• [Challenge] Copy every record below, exactly as written.

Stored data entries
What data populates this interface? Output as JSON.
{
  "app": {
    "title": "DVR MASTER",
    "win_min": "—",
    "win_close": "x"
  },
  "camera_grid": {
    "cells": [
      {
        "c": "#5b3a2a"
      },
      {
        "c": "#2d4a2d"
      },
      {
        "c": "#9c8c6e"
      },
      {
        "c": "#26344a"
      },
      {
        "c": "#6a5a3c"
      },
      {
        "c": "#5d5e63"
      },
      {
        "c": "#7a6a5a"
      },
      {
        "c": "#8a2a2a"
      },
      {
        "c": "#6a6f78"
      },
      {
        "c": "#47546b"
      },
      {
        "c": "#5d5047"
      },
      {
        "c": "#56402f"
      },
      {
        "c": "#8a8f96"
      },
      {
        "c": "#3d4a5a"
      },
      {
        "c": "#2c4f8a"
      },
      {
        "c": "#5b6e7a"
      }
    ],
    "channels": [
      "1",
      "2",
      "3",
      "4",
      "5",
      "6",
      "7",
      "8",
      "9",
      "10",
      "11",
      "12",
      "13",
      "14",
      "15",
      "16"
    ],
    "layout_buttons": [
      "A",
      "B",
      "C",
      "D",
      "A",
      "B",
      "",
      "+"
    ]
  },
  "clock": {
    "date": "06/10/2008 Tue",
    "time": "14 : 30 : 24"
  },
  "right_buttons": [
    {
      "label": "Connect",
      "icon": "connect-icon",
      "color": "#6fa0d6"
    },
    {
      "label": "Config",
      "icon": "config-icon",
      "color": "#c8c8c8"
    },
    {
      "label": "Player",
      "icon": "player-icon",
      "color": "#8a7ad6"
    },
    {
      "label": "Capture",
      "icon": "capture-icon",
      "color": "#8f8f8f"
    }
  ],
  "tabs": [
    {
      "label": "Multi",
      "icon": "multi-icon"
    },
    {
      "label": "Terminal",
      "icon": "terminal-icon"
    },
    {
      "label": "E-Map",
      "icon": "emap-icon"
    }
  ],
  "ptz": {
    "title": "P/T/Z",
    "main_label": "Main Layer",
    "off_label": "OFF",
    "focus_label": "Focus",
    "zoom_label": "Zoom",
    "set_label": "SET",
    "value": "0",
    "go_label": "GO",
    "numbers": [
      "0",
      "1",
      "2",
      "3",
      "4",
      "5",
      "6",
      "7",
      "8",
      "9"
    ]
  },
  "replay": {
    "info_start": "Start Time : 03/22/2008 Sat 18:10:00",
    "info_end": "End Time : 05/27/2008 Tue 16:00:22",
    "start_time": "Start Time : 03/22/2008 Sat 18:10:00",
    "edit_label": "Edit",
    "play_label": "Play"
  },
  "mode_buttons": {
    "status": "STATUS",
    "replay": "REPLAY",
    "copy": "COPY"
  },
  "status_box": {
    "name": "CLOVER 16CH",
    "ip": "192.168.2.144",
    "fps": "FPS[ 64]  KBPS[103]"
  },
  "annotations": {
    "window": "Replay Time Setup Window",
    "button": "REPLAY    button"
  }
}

• [Output of the task]
What data populates this interface? Output as JSON.
{
  "app": {
    "title": "DVR MASTER",
    "win_min": "—",
    "win_close": "x"
  },
  "camera_grid": {
    "cells": [
      {
        "c": "#5b3a2a"
      },
      {
        "c": "#2d4a2d"
      },
      {
        "c": "#9c8c6e"
      },
      {
        "c": "#26344a"
      },
      {
        "c": "#6a5a3c"
      },
      {
        "c": "#5d5e63"
      },
      {
        "c": "#7a6a5a"
      },
      {
        "c": "#8a2a2a"
      },
      {
        "c": "#6a6f78"
      },
      {
        "c": "#47546b"
      },
      {
        "c": "#5d5047"
      },
      {
        "c": "#56402f"
      },
      {
        "c": "#8a8f96"
      },
      {
        "c": "#3d4a5a"
      },
      {
        "c": "#2c4f8a"
      },
      {
        "c": "#5b6e7a"
      }
    ],
    "channels": [
      "1",
      "2",
      "3",
      "4",
      "5",
      "6",
      "7",
      "8",
      "9",
      "10",
      "11",
      "12",
      "13",
      "14",
      "15",
      "16"
    ],
    "layout_buttons": [
      "A",
      "B",
      "C",
      "D",
      "A",
      "B",
      "",
      "+"
    ]
  },
  "clock": {
    "date": "06/10/2008 Tue",
    "time": "14 : 30 : 24"
  },
  "right_buttons": [
    {
      "label": "Connect",
      "icon": "connect-icon",
      "color": "#6fa0d6"
    },
    {
      "label": "Config",
      "icon": "config-icon",
      "color": "#c8c8c8"
    },
    {
      "label": "Player",
      "icon": "player-icon",
      "color": "#8a7ad6"
    },
    {
      "label": "Capture",
      "icon": "capture-icon",
      "color": "#8f8f8f"
    }
  ],
  "tabs": [
    {
      "label": "Multi",
      "icon": "multi-icon"
    },
    {
      "label": "Terminal",
      "icon": "terminal-icon"
    },
    {
      "label": "E-Map",
      "icon": "emap-icon"
    }
  ],
  "ptz": {
    "title": "P/T/Z",
    "main_label": "Main Layer",
    "off_label": "OFF",
    "focus_label": "Focus",
    "zoom_label": "Zoom",
    "set_label": "SET",
    "value": "0",
    "go_label": "GO",
    "numbers": [
      "0",
      "1",
      "2",
      "3",
      "4",
      "5",
      "6",
      "7",
      "8",
      "9"
    ]
  },
  "replay": {
    "info_start": "Start Time : 03/22/2008 Sat 18:10:00",
    "info_end": "End Time : 05/27/2008 Tue 16:00:22",
    "start_time": "Start Time : 03/22/2008 Sat 18:10:00",
    "edit_label": "Edit",
    "play_label": "Play"
  },
  "mode_buttons": {
    "status": "STATUS",
    "replay": "REPLAY",
    "copy": "COPY"
  },
  "status_box": {
    "name": "CLOVER 16CH",
    "ip": "192.168.2.144",
    "fps": "FPS[ 64]  KBPS[103]"
  },
  "annotations": {
    "window": "Replay Time Setup Window",
    "button": "REPLAY    button"
  }
}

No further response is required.